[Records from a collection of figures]

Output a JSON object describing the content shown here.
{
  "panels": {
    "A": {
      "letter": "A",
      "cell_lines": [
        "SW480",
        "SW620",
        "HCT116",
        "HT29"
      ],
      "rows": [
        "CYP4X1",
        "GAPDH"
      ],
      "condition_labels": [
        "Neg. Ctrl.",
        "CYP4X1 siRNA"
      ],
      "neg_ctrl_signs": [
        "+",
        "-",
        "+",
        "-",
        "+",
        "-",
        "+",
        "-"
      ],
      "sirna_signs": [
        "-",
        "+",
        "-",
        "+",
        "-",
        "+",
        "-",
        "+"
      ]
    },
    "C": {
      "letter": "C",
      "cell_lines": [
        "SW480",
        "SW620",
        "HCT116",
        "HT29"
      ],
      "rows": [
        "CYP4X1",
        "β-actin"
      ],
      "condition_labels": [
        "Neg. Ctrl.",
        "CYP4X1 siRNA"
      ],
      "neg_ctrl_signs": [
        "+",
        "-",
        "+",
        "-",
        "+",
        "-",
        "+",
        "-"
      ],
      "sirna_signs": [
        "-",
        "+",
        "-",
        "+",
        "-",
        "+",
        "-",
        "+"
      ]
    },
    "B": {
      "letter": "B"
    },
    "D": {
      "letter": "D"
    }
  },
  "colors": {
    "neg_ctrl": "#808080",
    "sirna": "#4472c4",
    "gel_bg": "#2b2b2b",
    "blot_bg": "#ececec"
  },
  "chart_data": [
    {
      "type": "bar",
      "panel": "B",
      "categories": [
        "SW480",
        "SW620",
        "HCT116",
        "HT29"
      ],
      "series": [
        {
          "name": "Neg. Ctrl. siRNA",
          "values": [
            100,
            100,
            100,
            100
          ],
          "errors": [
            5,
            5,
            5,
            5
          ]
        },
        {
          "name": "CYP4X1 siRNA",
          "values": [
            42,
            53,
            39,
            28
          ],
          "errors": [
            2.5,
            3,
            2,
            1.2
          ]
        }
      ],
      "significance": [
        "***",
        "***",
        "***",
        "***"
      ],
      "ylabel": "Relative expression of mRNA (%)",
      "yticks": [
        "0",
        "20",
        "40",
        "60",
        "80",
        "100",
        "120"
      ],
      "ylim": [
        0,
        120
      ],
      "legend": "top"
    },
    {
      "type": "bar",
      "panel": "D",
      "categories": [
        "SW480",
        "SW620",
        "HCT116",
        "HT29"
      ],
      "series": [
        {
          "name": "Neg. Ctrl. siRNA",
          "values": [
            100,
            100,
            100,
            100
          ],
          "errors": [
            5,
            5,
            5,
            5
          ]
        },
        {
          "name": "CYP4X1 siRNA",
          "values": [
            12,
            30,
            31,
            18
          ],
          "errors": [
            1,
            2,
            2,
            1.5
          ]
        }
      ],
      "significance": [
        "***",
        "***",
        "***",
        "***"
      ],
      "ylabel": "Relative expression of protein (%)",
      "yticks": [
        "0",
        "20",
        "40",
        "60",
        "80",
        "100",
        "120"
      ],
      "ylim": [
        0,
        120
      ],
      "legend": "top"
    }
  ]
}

The task
Each record is to be given again in full, exactly as it reads.

Answer to the exercise
Output a JSON object describing the content shown here.
{
  "panels": {
    "A": {
      "letter": "A",
      "cell_lines": [
        "SW480",
        "SW620",
        "HCT116",
        "HT29"
      ],
      "rows": [
        "CYP4X1",
        "GAPDH"
      ],
      "condition_labels": [
        "Neg. Ctrl.",
        "CYP4X1 siRNA"
      ],
      "neg_ctrl_signs": [
        "+",
        "-",
        "+",
        "-",
        "+",
        "-",
        "+",
        "-"
      ],
      "sirna_signs": [
        "-",
        "+",
        "-",
        "+",
        "-",
        "+",
        "-",
        "+"
      ]
    },
    "C": {
      "letter": "C",
      "cell_lines": [
        "SW480",
        "SW620",
        "HCT116",
        "HT29"
      ],
      "rows": [
        "CYP4X1",
        "β-actin"
      ],
      "condition_labels": [
        "Neg. Ctrl.",
        "CYP4X1 siRNA"
      ],
      "neg_ctrl_signs": [
        "+",
        "-",
        "+",
        "-",
        "+",
        "-",
        "+",
        "-"
      ],
      "sirna_signs": [
        "-",
        "+",
        "-",
        "+",
        "-",
        "+",
        "-",
        "+"
      ]
    },
    "B": {
      "letter": "B"
    },
    "D": {
      "letter": "D"
    }
  },
  "colors": {
    "neg_ctrl": "#808080",
    "sirna": "#4472c4",
    "gel_bg": "#2b2b2b",
    "blot_bg": "#ececec"
  },
  "chart_data": [
    {
      "type": "bar",
      "panel": "B",
      "categories": [
        "SW480",
        "SW620",
        "HCT116",
        "HT29"
      ],
      "series": [
        {
          "name": "Neg. Ctrl. siRNA",
          "values": [
            100,
            100,
            100,
            100
          ],
          "errors": [
            5,
            5,
            5,
            5
          ]
        },
        {
          "name": "CYP4X1 siRNA",
          "values": [
            42,
            53,
            39,
            28
          ],
          "errors": [
            2.5,
            3,
            2,
            1.2
          ]
        }
      ],
      "significance": [
        "***",
        "***",
        "***",
        "***"
      ],
      "ylabel": "Relative expression of mRNA (%)",
      "yticks": [
        "0",
        "20",
        "40",
        "60",
        "80",
        "100",
        "120"
      ],
      "ylim": [
        0,
        120
      ],
      "legend": "top"
    },
    {
      "type": "bar",
      "panel": "D",
      "categories": [
        "SW480",
        "SW620",
        "HCT116",
        "HT29"
      ],
      "series": [
        {
          "name": "Neg. Ctrl. siRNA",
          "values": [
            100,
            100,
            100,
            100
          ],
          "errors": [
            5,
            5,
            5,
            5
          ]
        },
        {
          "name": "CYP4X1 siRNA",
          "values": [
            12,
            30,
            31,
            18
          ],
          "errors": [
            1,
            2,
            2,
            1.5
          ]
        }
      ],
      "significance": [
        "***",
        "***",
        "***",
        "***"
      ],
      "ylabel": "Relative expression of protein (%)",
      "yticks": [
        "0",
        "20",
        "40",
        "60",
        "80",
        "100",
        "120"
      ],
      "ylim": [
        0,
        120
      ],
      "legend": "top"
    }
  ]
}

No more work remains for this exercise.